Aim of the exercise
Determine the number of lines that have the string "this" in them, and give only that number.

--------------------------------

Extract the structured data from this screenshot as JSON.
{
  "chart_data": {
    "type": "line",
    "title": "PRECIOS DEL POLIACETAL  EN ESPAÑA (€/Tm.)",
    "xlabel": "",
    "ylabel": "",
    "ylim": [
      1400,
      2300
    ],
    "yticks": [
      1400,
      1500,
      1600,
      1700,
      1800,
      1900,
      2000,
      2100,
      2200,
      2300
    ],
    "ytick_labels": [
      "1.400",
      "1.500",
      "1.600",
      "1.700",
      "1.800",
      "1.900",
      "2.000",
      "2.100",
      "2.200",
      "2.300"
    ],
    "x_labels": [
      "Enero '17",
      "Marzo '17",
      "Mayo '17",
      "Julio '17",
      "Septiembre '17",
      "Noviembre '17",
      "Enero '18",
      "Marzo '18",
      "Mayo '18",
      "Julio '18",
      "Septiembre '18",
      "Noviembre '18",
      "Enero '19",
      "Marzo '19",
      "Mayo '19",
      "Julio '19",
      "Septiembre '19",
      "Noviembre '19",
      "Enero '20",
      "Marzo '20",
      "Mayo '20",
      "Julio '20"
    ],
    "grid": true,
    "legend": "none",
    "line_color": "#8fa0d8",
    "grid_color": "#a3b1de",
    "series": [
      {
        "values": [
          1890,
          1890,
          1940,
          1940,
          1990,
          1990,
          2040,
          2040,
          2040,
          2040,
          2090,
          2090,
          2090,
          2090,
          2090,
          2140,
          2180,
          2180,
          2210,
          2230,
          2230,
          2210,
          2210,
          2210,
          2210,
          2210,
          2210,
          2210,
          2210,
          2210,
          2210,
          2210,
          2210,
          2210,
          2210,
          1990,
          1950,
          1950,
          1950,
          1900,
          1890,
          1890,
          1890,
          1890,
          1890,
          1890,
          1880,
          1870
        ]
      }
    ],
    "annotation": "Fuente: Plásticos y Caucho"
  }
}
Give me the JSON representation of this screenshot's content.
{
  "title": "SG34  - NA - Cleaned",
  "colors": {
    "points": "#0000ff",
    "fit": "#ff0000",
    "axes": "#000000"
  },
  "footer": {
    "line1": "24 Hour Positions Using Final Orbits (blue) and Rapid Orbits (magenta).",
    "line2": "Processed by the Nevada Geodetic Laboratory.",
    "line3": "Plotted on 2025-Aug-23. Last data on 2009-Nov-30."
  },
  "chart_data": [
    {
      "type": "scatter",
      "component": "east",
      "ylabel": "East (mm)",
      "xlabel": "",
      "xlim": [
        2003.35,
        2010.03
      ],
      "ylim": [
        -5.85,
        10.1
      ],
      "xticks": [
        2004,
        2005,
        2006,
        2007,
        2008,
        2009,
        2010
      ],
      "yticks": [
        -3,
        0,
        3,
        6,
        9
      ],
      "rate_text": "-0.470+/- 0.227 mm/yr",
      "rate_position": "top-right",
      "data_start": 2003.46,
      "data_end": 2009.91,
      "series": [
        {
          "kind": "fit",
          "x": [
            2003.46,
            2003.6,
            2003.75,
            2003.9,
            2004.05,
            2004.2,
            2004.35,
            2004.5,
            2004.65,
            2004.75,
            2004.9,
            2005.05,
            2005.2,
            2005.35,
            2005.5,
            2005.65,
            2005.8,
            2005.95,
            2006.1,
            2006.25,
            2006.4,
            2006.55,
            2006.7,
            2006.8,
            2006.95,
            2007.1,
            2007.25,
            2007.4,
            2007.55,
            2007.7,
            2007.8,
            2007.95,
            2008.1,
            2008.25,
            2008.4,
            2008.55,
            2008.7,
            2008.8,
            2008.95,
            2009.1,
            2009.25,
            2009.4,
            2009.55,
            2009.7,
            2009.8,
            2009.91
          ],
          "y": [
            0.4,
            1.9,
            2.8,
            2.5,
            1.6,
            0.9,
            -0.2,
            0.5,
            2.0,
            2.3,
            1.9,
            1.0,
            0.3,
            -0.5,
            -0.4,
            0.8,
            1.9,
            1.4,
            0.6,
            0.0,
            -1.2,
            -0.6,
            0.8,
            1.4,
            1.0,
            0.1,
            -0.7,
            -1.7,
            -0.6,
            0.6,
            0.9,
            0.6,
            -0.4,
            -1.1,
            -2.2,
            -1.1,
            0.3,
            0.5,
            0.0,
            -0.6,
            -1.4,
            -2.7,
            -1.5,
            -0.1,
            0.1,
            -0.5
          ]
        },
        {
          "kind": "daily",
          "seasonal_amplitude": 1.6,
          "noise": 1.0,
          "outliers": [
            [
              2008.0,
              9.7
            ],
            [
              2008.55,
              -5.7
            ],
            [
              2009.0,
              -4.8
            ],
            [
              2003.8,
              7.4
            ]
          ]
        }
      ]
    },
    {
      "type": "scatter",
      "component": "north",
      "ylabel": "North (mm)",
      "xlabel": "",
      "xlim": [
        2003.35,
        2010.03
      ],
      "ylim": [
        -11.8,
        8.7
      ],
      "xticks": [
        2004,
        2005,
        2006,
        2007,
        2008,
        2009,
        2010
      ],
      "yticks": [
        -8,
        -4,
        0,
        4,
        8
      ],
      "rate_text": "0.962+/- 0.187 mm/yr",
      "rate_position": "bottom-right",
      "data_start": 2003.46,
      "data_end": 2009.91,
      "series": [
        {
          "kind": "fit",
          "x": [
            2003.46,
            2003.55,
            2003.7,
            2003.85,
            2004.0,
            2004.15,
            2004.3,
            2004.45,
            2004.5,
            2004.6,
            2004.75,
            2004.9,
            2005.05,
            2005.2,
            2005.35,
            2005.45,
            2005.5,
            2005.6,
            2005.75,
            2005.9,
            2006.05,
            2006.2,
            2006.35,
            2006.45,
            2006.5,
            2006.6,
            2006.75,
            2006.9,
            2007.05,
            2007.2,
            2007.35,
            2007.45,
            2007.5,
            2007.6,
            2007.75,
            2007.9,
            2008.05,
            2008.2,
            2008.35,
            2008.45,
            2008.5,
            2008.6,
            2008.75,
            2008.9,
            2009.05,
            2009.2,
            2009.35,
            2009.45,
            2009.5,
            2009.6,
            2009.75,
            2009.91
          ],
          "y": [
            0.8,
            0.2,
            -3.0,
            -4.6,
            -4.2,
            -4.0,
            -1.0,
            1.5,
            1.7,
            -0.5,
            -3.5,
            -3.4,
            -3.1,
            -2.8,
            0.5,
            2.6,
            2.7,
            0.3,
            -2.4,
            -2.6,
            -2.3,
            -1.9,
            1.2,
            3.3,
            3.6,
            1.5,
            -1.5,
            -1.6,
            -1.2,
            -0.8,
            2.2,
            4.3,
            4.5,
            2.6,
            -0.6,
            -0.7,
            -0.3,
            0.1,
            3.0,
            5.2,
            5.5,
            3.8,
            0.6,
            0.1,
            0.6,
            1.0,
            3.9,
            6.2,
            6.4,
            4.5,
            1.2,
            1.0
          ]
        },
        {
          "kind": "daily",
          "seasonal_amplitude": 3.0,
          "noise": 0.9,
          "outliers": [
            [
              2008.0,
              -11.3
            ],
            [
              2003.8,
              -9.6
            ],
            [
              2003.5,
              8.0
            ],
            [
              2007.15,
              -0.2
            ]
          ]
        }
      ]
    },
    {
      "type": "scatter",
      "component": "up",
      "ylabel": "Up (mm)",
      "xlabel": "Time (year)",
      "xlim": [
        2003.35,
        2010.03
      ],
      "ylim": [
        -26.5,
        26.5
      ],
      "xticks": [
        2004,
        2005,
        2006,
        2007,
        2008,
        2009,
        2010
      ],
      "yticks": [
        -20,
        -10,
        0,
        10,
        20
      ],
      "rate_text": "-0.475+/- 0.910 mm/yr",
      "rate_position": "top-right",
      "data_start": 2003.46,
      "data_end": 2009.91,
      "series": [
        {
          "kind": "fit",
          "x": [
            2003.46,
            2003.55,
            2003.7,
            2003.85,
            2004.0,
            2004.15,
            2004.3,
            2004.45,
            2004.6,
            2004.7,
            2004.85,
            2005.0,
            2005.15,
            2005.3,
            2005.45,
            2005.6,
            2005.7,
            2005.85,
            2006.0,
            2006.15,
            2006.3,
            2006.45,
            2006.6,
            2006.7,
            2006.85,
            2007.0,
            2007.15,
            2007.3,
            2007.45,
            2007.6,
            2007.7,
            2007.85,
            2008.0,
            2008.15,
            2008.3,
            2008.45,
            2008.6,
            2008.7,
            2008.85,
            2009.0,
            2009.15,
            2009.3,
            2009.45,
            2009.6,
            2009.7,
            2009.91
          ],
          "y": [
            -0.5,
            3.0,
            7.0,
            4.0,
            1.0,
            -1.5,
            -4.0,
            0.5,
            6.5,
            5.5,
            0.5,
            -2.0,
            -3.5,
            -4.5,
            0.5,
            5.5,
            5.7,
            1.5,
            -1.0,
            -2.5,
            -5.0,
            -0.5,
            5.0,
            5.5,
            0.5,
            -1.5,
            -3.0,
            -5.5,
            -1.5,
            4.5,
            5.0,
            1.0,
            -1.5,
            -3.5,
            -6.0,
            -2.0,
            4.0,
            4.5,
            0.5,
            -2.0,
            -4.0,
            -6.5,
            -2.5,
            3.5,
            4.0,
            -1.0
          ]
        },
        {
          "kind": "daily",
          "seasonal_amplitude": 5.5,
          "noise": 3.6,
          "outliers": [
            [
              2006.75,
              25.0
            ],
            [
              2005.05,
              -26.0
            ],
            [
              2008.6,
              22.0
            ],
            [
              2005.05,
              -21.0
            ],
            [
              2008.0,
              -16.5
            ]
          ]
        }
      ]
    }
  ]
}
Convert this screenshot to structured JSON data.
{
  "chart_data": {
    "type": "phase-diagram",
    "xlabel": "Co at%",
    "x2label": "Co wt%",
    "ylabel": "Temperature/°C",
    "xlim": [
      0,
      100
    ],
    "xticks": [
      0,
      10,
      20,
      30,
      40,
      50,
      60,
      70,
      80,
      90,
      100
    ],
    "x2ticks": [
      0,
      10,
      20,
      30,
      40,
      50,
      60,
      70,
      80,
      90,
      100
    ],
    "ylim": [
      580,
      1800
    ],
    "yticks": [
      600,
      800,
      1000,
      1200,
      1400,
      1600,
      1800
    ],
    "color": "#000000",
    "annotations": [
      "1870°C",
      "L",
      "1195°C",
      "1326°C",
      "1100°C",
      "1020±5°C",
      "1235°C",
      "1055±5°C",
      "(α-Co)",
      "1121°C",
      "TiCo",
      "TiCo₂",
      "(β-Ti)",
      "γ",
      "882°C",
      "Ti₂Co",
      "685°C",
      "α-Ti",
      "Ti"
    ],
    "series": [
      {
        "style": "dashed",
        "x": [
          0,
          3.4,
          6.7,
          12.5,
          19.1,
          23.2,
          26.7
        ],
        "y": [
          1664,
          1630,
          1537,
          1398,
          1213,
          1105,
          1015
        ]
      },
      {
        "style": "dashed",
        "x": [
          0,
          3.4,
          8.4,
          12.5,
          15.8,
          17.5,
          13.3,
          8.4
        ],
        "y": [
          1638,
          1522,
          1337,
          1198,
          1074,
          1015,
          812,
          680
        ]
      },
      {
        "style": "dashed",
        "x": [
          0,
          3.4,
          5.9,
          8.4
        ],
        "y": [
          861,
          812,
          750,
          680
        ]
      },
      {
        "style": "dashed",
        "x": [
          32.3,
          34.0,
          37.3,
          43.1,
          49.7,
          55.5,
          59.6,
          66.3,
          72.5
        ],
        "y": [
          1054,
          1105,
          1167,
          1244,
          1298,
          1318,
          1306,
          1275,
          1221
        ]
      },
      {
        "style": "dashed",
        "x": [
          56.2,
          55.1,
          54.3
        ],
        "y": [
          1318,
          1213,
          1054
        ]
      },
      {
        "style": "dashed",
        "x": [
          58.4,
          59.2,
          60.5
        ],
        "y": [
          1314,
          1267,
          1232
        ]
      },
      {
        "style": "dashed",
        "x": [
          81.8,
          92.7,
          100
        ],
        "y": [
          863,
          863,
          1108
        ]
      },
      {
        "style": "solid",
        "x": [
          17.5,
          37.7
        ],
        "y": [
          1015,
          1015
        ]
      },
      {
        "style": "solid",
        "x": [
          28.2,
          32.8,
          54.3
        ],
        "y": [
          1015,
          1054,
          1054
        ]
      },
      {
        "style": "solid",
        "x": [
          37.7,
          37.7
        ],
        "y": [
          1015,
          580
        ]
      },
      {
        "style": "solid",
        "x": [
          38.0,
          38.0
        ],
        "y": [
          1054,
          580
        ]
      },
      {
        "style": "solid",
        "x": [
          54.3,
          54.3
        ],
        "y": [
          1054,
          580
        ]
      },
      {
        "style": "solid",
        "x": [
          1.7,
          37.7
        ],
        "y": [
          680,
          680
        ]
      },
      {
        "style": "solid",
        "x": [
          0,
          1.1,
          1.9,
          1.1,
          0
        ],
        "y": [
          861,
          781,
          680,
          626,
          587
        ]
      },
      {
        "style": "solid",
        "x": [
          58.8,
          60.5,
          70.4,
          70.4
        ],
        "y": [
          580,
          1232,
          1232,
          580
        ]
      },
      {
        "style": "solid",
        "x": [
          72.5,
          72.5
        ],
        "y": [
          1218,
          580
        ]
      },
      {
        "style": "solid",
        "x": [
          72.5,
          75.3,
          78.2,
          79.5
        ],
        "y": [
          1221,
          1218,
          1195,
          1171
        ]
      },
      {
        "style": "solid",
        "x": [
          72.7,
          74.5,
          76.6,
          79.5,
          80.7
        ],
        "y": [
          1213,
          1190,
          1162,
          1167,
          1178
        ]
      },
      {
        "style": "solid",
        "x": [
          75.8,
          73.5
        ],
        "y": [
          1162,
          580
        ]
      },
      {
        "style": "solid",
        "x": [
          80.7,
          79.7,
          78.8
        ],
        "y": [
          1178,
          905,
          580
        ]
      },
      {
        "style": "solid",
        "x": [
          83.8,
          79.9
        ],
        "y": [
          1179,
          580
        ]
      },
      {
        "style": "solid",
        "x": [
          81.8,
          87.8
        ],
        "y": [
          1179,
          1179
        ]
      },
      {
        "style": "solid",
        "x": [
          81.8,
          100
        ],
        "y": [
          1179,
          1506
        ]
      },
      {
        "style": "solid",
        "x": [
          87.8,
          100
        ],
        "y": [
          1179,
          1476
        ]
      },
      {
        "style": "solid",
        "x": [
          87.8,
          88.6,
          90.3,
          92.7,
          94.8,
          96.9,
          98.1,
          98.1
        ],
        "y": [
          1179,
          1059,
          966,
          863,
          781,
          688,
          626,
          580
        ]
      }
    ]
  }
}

--------------------------------

Expected answer
3